◆ Given problem ◆
Print all of the lines exactly. Any picture among them stays out.

>> Begin Data section

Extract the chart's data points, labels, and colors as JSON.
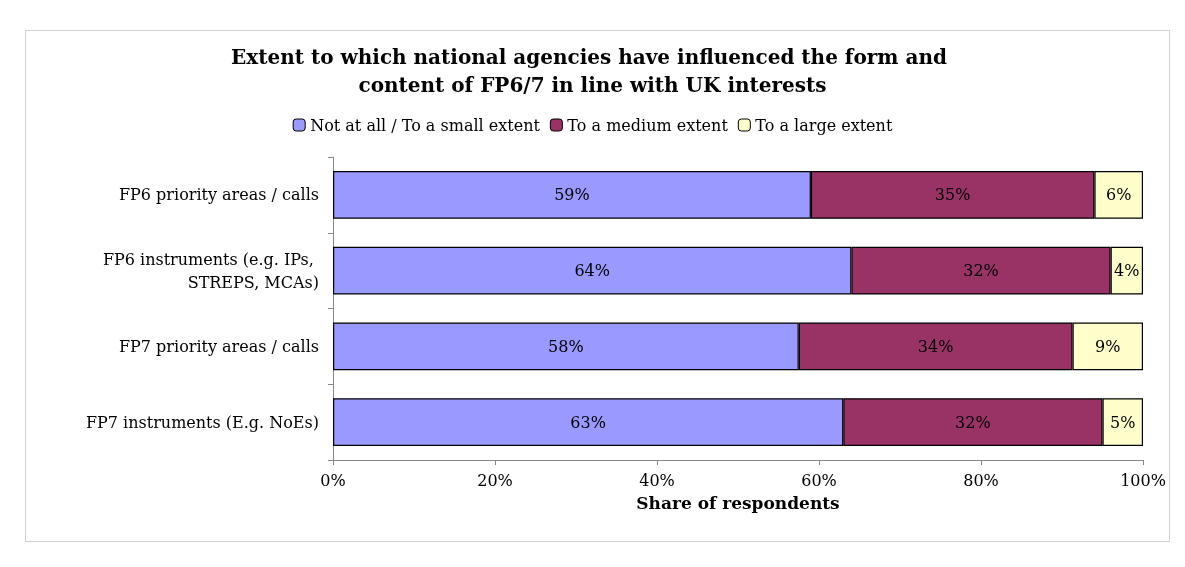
{
  "chart_data": {
    "type": "bar",
    "orientation": "horizontal",
    "stacked": true,
    "title": "Extent to which national agencies have influenced the form and content of FP6/7 in line with UK interests",
    "xlabel": "Share of respondents",
    "categories": [
      "FP6 priority areas / calls",
      "FP6 instruments (e.g. IPs, STREPS, MCAs)",
      "FP7 priority areas / calls",
      "FP7 instruments (E.g. NoEs)"
    ],
    "series": [
      {
        "name": "Not at all / To a small extent",
        "color": "#9999ff",
        "values": [
          59,
          64,
          57.5,
          63
        ],
        "value_labels": [
          "59%",
          "64%",
          "58%",
          "63%"
        ]
      },
      {
        "name": "To a medium extent",
        "color": "#993366",
        "values": [
          35,
          32,
          33.8,
          32
        ],
        "value_labels": [
          "35%",
          "32%",
          "34%",
          "32%"
        ]
      },
      {
        "name": "To a large extent",
        "color": "#ffffcc",
        "values": [
          6,
          4,
          8.7,
          5
        ],
        "value_labels": [
          "6%",
          "4%",
          "9%",
          "5%"
        ]
      }
    ],
    "xlim": [
      0,
      100
    ],
    "xticks": [
      {
        "value": 0,
        "label": "0%"
      },
      {
        "value": 20,
        "label": "20%"
      },
      {
        "value": 40,
        "label": "40%"
      },
      {
        "value": 60,
        "label": "60%"
      },
      {
        "value": 80,
        "label": "80%"
      },
      {
        "value": 100,
        "label": "100%"
      }
    ],
    "grid": false,
    "legend": "top"
  }
}
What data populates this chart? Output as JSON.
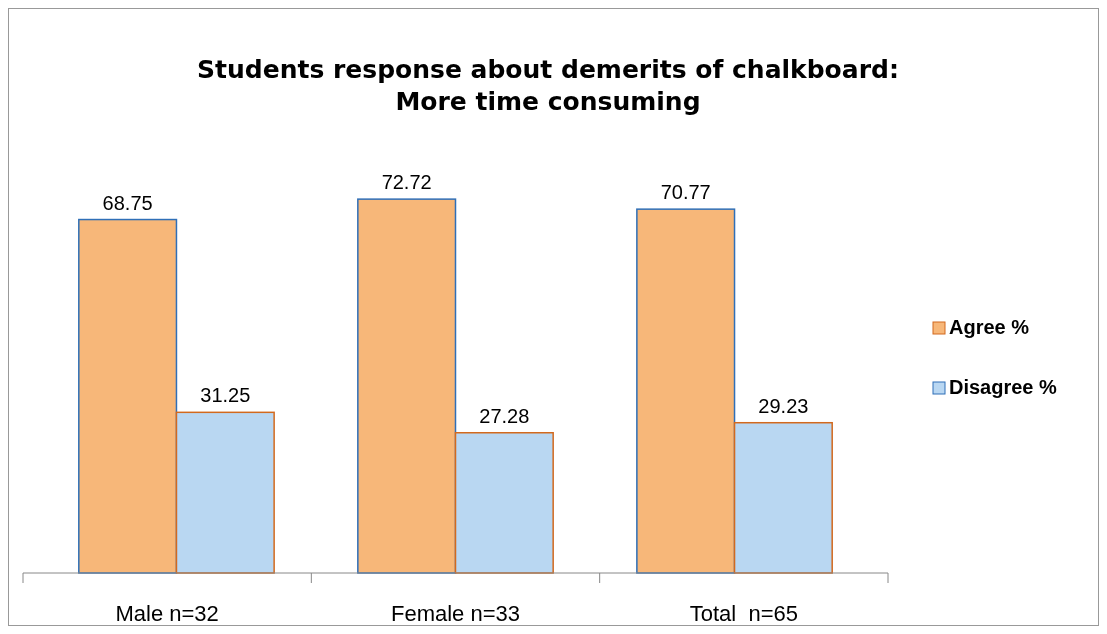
{
  "chart_data": {
    "type": "bar",
    "title": "Students response about demerits of chalkboard:\nMore time consuming",
    "categories": [
      "Male n=32",
      "Female n=33",
      "Total  n=65"
    ],
    "series": [
      {
        "name": "Agree %",
        "color": "#f7b779",
        "values": [
          68.75,
          72.72,
          70.77
        ]
      },
      {
        "name": "Disagree %",
        "color": "#b9d7f2",
        "values": [
          31.25,
          27.28,
          29.23
        ]
      }
    ],
    "data_labels": true,
    "legend": "right"
  }
}
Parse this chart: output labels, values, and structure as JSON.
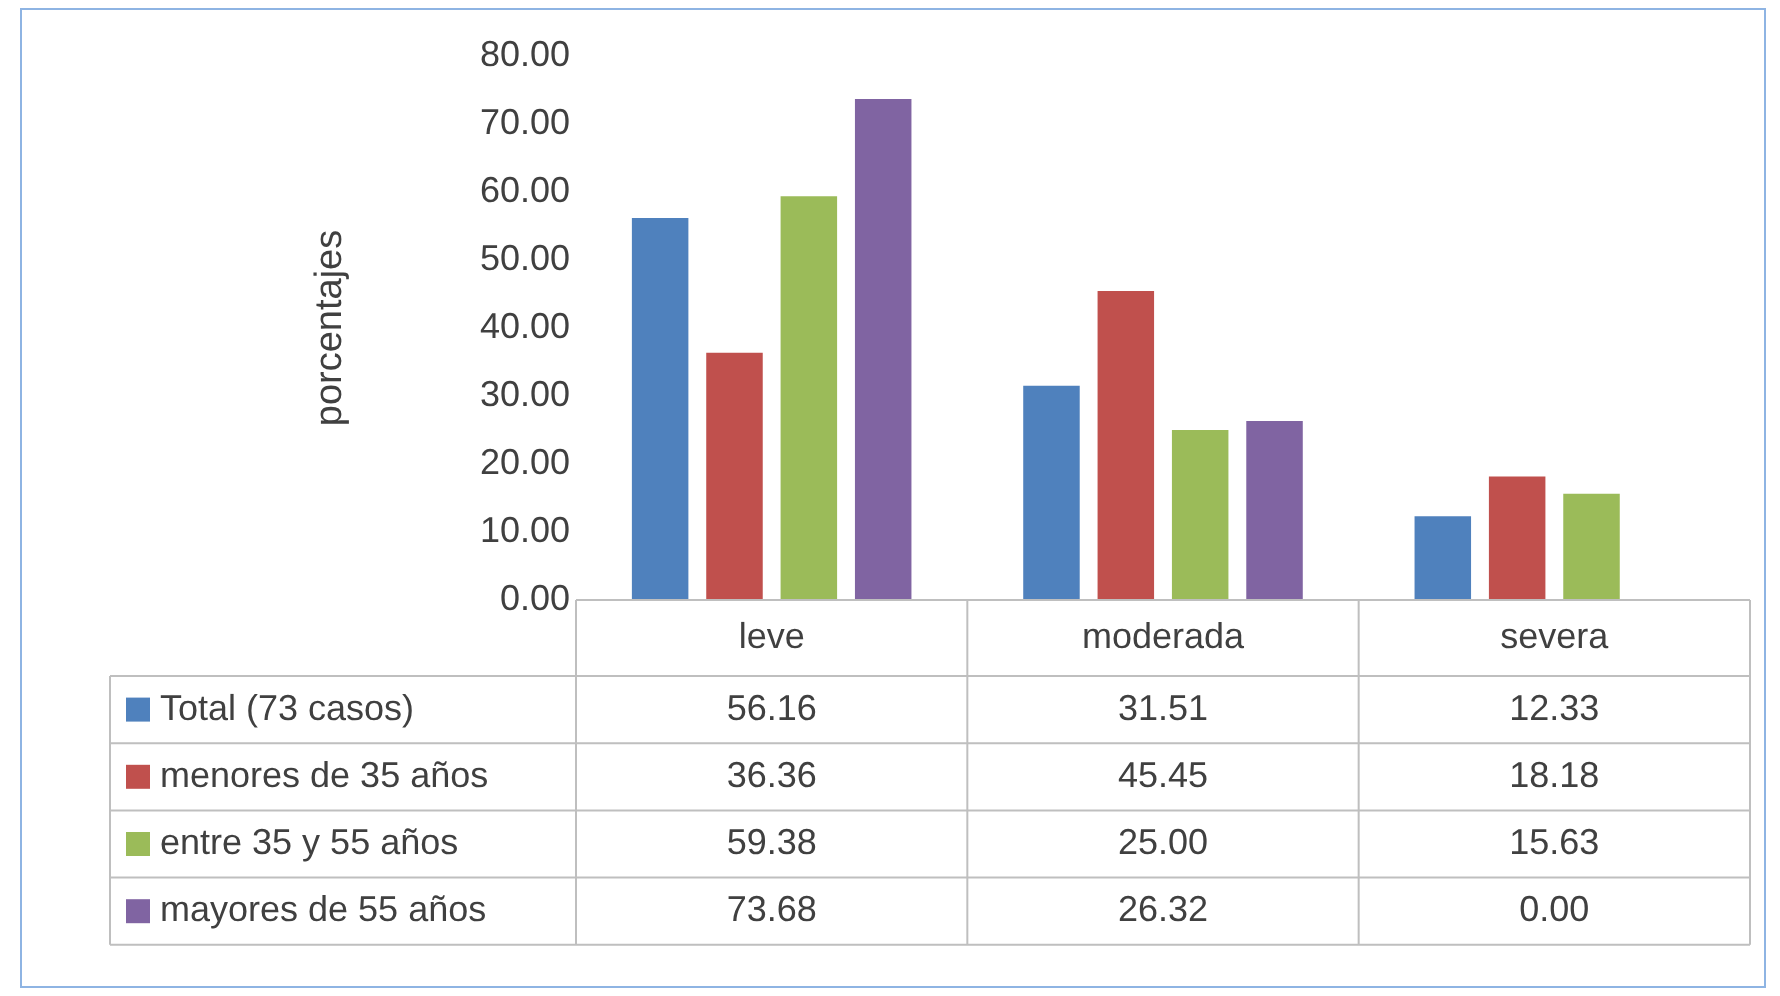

>> End Data section

◆ Worked answer ◆
Extract the chart's data points, labels, and colors as JSON.
{
  "chart_data": {
    "type": "bar",
    "orientation": "horizontal",
    "stacked": true,
    "title": "Extent to which national agencies have influenced the form and content of FP6/7 in line with UK interests",
    "xlabel": "Share of respondents",
    "categories": [
      "FP6 priority areas / calls",
      "FP6 instruments (e.g. IPs, STREPS, MCAs)",
      "FP7 priority areas / calls",
      "FP7 instruments (E.g. NoEs)"
    ],
    "series": [
      {
        "name": "Not at all / To a small extent",
        "color": "#9999ff",
        "values": [
          59,
          64,
          57.5,
          63
        ],
        "value_labels": [
          "59%",
          "64%",
          "58%",
          "63%"
        ]
      },
      {
        "name": "To a medium extent",
        "color": "#993366",
        "values": [
          35,
          32,
          33.8,
          32
        ],
        "value_labels": [
          "35%",
          "32%",
          "34%",
          "32%"
        ]
      },
      {
        "name": "To a large extent",
        "color": "#ffffcc",
        "values": [
          6,
          4,
          8.7,
          5
        ],
        "value_labels": [
          "6%",
          "4%",
          "9%",
          "5%"
        ]
      }
    ],
    "xlim": [
      0,
      100
    ],
    "xticks": [
      {
        "value": 0,
        "label": "0%"
      },
      {
        "value": 20,
        "label": "20%"
      },
      {
        "value": 40,
        "label": "40%"
      },
      {
        "value": 60,
        "label": "60%"
      },
      {
        "value": 80,
        "label": "80%"
      },
      {
        "value": 100,
        "label": "100%"
      }
    ],
    "grid": false,
    "legend": "top"
  }
}
What data populates this chart? Output as JSON.
{
  "chart_data": {
    "type": "bar",
    "title": "Students response about demerits of chalkboard:\nMore time consuming",
    "categories": [
      "Male n=32",
      "Female n=33",
      "Total  n=65"
    ],
    "series": [
      {
        "name": "Agree %",
        "color": "#f7b779",
        "values": [
          68.75,
          72.72,
          70.77
        ]
      },
      {
        "name": "Disagree %",
        "color": "#b9d7f2",
        "values": [
          31.25,
          27.28,
          29.23
        ]
      }
    ],
    "data_labels": true,
    "legend": "right"
  }
}
Parse this chart: output labels, values, and structure as JSON.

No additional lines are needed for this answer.